■ TASK PROMPT
Below is some material; transcribe all of it exactly.

— Start RECORD SET —

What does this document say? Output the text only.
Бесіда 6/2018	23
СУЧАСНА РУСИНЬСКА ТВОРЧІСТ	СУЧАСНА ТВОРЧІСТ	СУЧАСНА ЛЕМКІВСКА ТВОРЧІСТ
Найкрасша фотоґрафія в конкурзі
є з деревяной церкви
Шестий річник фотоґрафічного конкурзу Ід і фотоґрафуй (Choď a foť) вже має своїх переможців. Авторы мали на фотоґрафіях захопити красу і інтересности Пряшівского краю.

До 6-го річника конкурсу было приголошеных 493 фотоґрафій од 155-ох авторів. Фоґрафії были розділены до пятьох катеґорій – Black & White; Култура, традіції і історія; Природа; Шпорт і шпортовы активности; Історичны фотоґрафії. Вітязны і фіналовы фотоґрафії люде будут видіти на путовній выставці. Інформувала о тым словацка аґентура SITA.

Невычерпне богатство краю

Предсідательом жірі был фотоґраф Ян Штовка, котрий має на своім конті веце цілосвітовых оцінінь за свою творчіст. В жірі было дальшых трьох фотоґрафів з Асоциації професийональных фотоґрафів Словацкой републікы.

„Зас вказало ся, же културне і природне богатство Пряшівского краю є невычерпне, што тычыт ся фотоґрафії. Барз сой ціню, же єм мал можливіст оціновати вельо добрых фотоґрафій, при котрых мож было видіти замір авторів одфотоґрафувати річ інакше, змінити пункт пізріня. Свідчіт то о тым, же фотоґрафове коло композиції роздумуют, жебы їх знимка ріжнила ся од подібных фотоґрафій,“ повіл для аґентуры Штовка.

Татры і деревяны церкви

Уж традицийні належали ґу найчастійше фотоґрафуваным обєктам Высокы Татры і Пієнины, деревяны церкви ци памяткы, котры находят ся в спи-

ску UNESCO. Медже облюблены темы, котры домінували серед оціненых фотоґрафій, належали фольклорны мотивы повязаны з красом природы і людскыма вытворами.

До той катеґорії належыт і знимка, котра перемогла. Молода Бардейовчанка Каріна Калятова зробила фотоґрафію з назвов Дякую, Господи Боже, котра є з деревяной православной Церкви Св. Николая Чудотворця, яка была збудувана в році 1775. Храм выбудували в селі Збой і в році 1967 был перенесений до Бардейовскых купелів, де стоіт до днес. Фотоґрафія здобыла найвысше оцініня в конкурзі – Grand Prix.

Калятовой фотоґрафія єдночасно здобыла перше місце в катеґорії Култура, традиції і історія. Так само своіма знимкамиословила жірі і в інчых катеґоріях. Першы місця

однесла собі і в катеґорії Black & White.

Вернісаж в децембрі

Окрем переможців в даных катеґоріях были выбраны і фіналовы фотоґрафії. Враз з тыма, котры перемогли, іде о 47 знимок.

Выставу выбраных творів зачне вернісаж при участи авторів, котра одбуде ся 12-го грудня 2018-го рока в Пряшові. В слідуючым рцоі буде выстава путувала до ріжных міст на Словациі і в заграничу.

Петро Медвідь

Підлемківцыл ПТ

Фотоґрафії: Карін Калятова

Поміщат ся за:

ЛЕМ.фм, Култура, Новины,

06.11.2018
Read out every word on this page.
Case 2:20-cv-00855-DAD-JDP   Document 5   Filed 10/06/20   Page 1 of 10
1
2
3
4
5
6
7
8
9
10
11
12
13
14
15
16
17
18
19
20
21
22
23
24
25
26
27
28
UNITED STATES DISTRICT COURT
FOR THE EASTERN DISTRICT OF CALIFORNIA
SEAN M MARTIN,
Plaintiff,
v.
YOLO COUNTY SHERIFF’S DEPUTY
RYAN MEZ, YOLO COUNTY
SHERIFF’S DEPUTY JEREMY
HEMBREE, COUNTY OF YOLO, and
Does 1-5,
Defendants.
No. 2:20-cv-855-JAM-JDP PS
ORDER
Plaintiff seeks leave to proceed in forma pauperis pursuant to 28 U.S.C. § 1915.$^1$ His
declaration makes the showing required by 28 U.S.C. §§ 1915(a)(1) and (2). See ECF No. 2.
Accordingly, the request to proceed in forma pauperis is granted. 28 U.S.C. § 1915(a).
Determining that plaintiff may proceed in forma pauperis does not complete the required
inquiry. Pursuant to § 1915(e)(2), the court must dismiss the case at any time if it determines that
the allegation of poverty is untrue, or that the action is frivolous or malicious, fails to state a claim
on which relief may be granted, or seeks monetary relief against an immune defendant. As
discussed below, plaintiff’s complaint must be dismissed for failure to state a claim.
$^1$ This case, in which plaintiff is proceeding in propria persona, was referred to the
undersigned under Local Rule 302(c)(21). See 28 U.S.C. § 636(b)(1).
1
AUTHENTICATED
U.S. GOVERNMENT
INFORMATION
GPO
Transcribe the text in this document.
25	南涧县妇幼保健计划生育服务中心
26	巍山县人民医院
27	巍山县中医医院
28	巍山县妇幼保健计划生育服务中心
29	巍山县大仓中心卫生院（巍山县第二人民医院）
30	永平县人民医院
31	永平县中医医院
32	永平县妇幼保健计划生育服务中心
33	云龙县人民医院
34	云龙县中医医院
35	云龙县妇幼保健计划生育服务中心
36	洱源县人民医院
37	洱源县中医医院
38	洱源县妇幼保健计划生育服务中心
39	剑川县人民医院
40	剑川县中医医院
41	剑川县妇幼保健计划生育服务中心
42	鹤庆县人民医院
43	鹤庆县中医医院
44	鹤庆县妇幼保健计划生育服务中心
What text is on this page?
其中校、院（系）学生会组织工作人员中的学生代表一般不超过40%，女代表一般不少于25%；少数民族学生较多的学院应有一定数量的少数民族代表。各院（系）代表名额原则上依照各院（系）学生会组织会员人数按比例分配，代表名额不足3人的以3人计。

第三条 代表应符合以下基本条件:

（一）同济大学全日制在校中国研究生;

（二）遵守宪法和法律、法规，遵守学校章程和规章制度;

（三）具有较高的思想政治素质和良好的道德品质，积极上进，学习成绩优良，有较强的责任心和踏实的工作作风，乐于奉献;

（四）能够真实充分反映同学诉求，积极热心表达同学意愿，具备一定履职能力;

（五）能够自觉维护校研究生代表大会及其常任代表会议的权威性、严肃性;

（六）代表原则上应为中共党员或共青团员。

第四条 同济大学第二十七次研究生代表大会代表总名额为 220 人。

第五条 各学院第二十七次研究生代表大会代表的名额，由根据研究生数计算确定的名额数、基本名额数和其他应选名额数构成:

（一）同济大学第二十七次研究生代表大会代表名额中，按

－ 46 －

— End RECORD SET —

■ EXERCISE SOLUTION
What does this document say? Output the text only.
Бесіда 6/2018	23
СУЧАСНА РУСИНЬСКА ТВОРЧІСТ	СУЧАСНА ТВОРЧІСТ	СУЧАСНА ЛЕМКІВСКА ТВОРЧІСТ
Найкрасша фотоґрафія в конкурзі
є з деревяной церкви
Шестий річник фотоґрафічного конкурзу Ід і фотоґрафуй (Choď a foť) вже має своїх переможців. Авторы мали на фотоґрафіях захопити красу і інтересности Пряшівского краю.

До 6-го річника конкурсу было приголошеных 493 фотоґрафій од 155-ох авторів. Фоґрафії были розділены до пятьох катеґорій – Black & White; Култура, традіції і історія; Природа; Шпорт і шпортовы активности; Історичны фотоґрафії. Вітязны і фіналовы фотоґрафії люде будут видіти на путовній выставці. Інформувала о тым словацка аґентура SITA.

Невычерпне богатство краю

Предсідательом жірі был фотоґраф Ян Штовка, котрий має на своім конті веце цілосвітовых оцінінь за свою творчіст. В жірі было дальшых трьох фотоґрафів з Асоциації професийональных фотоґрафів Словацкой републікы.

„Зас вказало ся, же културне і природне богатство Пряшівского краю є невычерпне, што тычыт ся фотоґрафії. Барз сой ціню, же єм мал можливіст оціновати вельо добрых фотоґрафій, при котрых мож было видіти замір авторів одфотоґрафувати річ інакше, змінити пункт пізріня. Свідчіт то о тым, же фотоґрафове коло композиції роздумуют, жебы їх знимка ріжнила ся од подібных фотоґрафій,“ повіл для аґентуры Штовка.

Татры і деревяны церкви

Уж традицийні належали ґу найчастійше фотоґрафуваным обєктам Высокы Татры і Пієнины, деревяны церкви ци памяткы, котры находят ся в спи-

ску UNESCO. Медже облюблены темы, котры домінували серед оціненых фотоґрафій, належали фольклорны мотивы повязаны з красом природы і людскыма вытворами.

До той катеґорії належыт і знимка, котра перемогла. Молода Бардейовчанка Каріна Калятова зробила фотоґрафію з назвов Дякую, Господи Боже, котра є з деревяной православной Церкви Св. Николая Чудотворця, яка была збудувана в році 1775. Храм выбудували в селі Збой і в році 1967 был перенесений до Бардейовскых купелів, де стоіт до днес. Фотоґрафія здобыла найвысше оцініня в конкурзі – Grand Prix.

Калятовой фотоґрафія єдночасно здобыла перше місце в катеґорії Култура, традиції і історія. Так само своіма знимкамиословила жірі і в інчых катеґоріях. Першы місця

однесла собі і в катеґорії Black & White.

Вернісаж в децембрі

Окрем переможців в даных катеґоріях были выбраны і фіналовы фотоґрафії. Враз з тыма, котры перемогли, іде о 47 знимок.

Выставу выбраных творів зачне вернісаж при участи авторів, котра одбуде ся 12-го грудня 2018-го рока в Пряшові. В слідуючым рцоі буде выстава путувала до ріжных міст на Словациі і в заграничу.

Петро Медвідь

Підлемківцыл ПТ

Фотоґрафії: Карін Калятова

Поміщат ся за:

ЛЕМ.фм, Култура, Новины,

06.11.2018
Read out every word on this page.
Case 2:20-cv-00855-DAD-JDP   Document 5   Filed 10/06/20   Page 1 of 10
1
2
3
4
5
6
7
8
9
10
11
12
13
14
15
16
17
18
19
20
21
22
23
24
25
26
27
28
UNITED STATES DISTRICT COURT
FOR THE EASTERN DISTRICT OF CALIFORNIA
SEAN M MARTIN,
Plaintiff,
v.
YOLO COUNTY SHERIFF’S DEPUTY
RYAN MEZ, YOLO COUNTY
SHERIFF’S DEPUTY JEREMY
HEMBREE, COUNTY OF YOLO, and
Does 1-5,
Defendants.
No. 2:20-cv-855-JAM-JDP PS
ORDER
Plaintiff seeks leave to proceed in forma pauperis pursuant to 28 U.S.C. § 1915.$^1$ His
declaration makes the showing required by 28 U.S.C. §§ 1915(a)(1) and (2). See ECF No. 2.
Accordingly, the request to proceed in forma pauperis is granted. 28 U.S.C. § 1915(a).
Determining that plaintiff may proceed in forma pauperis does not complete the required
inquiry. Pursuant to § 1915(e)(2), the court must dismiss the case at any time if it determines that
the allegation of poverty is untrue, or that the action is frivolous or malicious, fails to state a claim
on which relief may be granted, or seeks monetary relief against an immune defendant. As
discussed below, plaintiff’s complaint must be dismissed for failure to state a claim.
$^1$ This case, in which plaintiff is proceeding in propria persona, was referred to the
undersigned under Local Rule 302(c)(21). See 28 U.S.C. § 636(b)(1).
1
AUTHENTICATED
U.S. GOVERNMENT
INFORMATION
GPO
Transcribe the text in this document.
25	南涧县妇幼保健计划生育服务中心
26	巍山县人民医院
27	巍山县中医医院
28	巍山县妇幼保健计划生育服务中心
29	巍山县大仓中心卫生院（巍山县第二人民医院）
30	永平县人民医院
31	永平县中医医院
32	永平县妇幼保健计划生育服务中心
33	云龙县人民医院
34	云龙县中医医院
35	云龙县妇幼保健计划生育服务中心
36	洱源县人民医院
37	洱源县中医医院
38	洱源县妇幼保健计划生育服务中心
39	剑川县人民医院
40	剑川县中医医院
41	剑川县妇幼保健计划生育服务中心
42	鹤庆县人民医院
43	鹤庆县中医医院
44	鹤庆县妇幼保健计划生育服务中心
What text is on this page?
其中校、院（系）学生会组织工作人员中的学生代表一般不超过40%，女代表一般不少于25%；少数民族学生较多的学院应有一定数量的少数民族代表。各院（系）代表名额原则上依照各院（系）学生会组织会员人数按比例分配，代表名额不足3人的以3人计。

第三条 代表应符合以下基本条件:

（一）同济大学全日制在校中国研究生;

（二）遵守宪法和法律、法规，遵守学校章程和规章制度;

（三）具有较高的思想政治素质和良好的道德品质，积极上进，学习成绩优良，有较强的责任心和踏实的工作作风，乐于奉献;

（四）能够真实充分反映同学诉求，积极热心表达同学意愿，具备一定履职能力;

（五）能够自觉维护校研究生代表大会及其常任代表会议的权威性、严肃性;

（六）代表原则上应为中共党员或共青团员。

第四条 同济大学第二十七次研究生代表大会代表总名额为 220 人。

第五条 各学院第二十七次研究生代表大会代表的名额，由根据研究生数计算确定的名额数、基本名额数和其他应选名额数构成:

（一）同济大学第二十七次研究生代表大会代表名额中，按

－ 46 －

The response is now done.